TASK DESCRIPTION: Check every line of the material below for the string "Information", and return the ones that have it.
##### MATERIAL
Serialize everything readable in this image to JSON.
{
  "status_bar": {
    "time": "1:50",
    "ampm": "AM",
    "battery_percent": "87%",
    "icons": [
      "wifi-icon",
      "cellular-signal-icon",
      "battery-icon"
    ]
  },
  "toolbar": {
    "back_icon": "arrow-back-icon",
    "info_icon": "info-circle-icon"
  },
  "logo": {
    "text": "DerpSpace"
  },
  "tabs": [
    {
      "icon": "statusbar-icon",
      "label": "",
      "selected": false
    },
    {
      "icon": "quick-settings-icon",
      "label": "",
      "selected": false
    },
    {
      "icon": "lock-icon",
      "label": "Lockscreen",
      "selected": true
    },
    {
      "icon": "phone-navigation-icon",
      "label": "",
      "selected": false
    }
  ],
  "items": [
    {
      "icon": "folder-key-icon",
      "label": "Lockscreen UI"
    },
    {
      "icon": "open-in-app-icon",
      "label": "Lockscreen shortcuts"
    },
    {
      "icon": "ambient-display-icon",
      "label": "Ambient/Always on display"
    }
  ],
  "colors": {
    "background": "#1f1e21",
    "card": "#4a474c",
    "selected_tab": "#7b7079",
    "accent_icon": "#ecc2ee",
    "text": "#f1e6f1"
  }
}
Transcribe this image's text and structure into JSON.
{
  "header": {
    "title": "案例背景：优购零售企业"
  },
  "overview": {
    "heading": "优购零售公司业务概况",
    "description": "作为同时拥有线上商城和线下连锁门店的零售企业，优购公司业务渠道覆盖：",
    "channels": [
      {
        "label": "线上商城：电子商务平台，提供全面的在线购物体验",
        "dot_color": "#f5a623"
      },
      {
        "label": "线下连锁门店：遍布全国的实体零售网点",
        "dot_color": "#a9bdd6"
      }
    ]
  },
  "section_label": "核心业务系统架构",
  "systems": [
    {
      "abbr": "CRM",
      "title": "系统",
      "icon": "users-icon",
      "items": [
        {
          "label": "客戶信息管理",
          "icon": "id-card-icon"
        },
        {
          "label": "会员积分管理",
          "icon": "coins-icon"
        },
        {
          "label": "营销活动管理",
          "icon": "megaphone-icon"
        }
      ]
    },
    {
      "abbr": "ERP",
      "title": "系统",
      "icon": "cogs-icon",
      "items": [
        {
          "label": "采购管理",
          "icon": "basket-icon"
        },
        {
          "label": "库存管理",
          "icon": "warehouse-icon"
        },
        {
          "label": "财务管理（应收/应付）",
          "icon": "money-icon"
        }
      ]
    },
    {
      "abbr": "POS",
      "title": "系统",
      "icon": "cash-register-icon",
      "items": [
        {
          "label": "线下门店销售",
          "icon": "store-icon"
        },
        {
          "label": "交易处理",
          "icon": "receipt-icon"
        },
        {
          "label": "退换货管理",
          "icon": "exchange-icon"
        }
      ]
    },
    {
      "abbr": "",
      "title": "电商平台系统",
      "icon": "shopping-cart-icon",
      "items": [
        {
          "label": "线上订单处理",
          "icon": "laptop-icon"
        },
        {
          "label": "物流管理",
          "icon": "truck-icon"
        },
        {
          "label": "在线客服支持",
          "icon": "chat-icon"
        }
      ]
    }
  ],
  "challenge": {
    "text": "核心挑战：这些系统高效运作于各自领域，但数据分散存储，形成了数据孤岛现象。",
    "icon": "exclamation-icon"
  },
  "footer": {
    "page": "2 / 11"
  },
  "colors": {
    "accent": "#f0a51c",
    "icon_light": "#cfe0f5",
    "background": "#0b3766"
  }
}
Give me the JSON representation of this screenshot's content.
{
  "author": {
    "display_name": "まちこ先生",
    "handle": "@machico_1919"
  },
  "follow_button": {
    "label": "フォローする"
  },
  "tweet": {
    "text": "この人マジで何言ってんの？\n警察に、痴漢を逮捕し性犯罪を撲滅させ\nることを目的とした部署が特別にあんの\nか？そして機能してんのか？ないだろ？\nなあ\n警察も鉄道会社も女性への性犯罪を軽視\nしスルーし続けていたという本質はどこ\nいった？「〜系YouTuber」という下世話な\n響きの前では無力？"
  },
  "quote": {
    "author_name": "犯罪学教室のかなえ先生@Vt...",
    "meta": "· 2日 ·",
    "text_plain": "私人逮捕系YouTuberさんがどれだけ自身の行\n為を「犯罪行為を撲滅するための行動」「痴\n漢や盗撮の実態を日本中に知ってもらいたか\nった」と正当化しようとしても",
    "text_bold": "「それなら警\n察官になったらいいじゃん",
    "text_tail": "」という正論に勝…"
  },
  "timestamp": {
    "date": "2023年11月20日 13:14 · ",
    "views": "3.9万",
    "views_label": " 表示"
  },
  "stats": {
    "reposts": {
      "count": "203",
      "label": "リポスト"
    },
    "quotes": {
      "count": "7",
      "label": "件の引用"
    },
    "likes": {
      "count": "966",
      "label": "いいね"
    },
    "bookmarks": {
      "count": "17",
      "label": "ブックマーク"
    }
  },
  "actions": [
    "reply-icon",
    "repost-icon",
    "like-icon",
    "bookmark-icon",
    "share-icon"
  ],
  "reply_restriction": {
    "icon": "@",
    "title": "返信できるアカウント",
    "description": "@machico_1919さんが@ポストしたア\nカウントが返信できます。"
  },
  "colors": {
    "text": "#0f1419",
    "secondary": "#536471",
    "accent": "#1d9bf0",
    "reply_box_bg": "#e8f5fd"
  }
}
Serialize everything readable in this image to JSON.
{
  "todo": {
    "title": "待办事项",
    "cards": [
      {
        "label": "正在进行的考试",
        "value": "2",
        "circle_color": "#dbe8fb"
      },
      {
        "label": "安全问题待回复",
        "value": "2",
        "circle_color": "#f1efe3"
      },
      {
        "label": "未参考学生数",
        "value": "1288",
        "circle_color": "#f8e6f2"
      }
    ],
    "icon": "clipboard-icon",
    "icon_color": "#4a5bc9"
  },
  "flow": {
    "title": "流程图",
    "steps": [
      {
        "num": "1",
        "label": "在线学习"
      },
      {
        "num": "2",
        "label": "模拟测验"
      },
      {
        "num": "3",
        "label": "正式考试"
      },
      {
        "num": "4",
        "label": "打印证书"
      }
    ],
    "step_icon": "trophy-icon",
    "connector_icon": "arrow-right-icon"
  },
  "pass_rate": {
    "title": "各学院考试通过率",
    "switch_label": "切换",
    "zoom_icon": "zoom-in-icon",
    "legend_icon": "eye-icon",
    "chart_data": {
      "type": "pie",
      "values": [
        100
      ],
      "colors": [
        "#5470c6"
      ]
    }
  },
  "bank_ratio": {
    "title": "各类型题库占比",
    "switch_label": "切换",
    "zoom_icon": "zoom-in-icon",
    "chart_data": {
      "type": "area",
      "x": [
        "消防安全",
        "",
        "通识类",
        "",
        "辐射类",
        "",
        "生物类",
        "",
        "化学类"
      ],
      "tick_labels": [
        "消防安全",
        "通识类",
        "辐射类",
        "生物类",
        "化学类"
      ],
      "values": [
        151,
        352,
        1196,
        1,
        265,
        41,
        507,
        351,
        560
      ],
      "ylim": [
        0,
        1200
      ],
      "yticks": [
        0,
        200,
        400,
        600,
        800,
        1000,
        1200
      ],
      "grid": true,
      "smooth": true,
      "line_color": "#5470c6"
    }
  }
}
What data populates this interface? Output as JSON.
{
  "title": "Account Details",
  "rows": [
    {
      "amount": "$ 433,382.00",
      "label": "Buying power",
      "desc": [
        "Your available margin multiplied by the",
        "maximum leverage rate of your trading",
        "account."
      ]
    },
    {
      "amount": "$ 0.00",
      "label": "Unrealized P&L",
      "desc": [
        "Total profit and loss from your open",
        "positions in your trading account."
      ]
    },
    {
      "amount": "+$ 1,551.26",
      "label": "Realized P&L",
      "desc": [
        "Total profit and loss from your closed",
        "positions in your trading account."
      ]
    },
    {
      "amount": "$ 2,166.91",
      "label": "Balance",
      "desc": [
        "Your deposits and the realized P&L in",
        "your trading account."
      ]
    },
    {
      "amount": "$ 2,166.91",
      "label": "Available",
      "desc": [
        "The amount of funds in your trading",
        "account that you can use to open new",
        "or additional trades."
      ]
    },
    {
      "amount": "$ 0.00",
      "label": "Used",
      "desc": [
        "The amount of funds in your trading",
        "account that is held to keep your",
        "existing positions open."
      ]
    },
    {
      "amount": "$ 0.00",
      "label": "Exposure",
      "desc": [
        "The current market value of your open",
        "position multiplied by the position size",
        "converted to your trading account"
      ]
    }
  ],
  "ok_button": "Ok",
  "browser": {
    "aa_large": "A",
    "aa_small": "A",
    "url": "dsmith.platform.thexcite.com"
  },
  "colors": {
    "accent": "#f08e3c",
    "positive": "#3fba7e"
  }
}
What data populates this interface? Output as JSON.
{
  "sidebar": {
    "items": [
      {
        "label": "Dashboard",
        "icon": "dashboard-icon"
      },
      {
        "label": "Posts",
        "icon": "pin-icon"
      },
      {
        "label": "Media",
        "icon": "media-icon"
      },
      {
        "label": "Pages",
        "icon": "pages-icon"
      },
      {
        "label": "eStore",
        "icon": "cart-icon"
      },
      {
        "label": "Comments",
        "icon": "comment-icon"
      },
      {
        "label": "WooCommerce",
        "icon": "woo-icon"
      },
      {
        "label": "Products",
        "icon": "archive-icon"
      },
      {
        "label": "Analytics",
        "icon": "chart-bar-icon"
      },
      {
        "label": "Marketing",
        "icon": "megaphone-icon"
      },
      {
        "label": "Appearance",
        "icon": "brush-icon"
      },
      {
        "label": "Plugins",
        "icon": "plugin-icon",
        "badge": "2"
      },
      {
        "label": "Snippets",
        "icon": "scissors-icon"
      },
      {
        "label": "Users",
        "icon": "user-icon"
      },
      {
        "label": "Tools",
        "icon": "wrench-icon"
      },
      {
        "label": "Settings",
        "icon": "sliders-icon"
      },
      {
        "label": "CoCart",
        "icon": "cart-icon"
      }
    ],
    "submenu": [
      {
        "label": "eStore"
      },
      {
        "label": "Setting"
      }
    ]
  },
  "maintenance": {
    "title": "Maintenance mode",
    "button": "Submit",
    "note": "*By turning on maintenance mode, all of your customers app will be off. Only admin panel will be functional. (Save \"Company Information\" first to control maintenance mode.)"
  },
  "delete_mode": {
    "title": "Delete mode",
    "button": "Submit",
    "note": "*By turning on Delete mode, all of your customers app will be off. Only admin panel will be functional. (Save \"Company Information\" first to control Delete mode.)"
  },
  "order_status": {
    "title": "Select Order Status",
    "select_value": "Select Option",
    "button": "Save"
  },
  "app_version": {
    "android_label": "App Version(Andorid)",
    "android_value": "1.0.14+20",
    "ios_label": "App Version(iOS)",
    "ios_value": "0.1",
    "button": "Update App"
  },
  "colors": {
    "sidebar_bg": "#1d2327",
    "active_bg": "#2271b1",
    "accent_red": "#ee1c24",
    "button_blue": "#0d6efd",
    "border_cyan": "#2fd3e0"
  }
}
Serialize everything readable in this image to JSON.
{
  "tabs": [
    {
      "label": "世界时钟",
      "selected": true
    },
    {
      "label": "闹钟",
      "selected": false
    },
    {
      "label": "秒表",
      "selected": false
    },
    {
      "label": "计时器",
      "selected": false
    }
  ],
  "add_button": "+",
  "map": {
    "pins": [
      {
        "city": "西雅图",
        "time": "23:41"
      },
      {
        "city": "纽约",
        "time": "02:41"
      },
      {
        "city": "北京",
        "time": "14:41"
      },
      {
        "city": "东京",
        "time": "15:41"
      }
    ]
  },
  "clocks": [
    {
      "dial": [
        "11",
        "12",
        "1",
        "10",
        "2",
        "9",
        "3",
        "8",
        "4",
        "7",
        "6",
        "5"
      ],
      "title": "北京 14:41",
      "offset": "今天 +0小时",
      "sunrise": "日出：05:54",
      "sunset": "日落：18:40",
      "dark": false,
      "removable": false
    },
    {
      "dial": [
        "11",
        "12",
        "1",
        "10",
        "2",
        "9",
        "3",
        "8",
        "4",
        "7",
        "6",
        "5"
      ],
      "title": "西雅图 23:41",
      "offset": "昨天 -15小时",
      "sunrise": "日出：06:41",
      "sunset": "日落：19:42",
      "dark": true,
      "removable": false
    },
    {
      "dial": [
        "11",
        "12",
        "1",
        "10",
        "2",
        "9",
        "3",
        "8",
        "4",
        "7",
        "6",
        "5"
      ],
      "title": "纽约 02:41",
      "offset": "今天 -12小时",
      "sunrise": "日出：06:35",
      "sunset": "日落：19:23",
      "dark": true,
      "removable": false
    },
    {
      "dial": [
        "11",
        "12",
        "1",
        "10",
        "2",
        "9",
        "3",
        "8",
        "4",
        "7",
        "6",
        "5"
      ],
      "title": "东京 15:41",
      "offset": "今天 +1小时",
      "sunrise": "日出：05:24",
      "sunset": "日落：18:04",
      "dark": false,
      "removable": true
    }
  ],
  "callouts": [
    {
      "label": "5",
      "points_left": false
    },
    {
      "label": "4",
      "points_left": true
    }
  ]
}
##########
THE ANSWER:
    "note": "*By turning on maintenance mode, all of your customers app will be off. Only admin panel will be functional. (Save \"Company Information\" first to control maintenance mode.)"
    "note": "*By turning on Delete mode, all of your customers app will be off. Only admin panel will be functional. (Save \"Company Information\" first to control Delete mode.)"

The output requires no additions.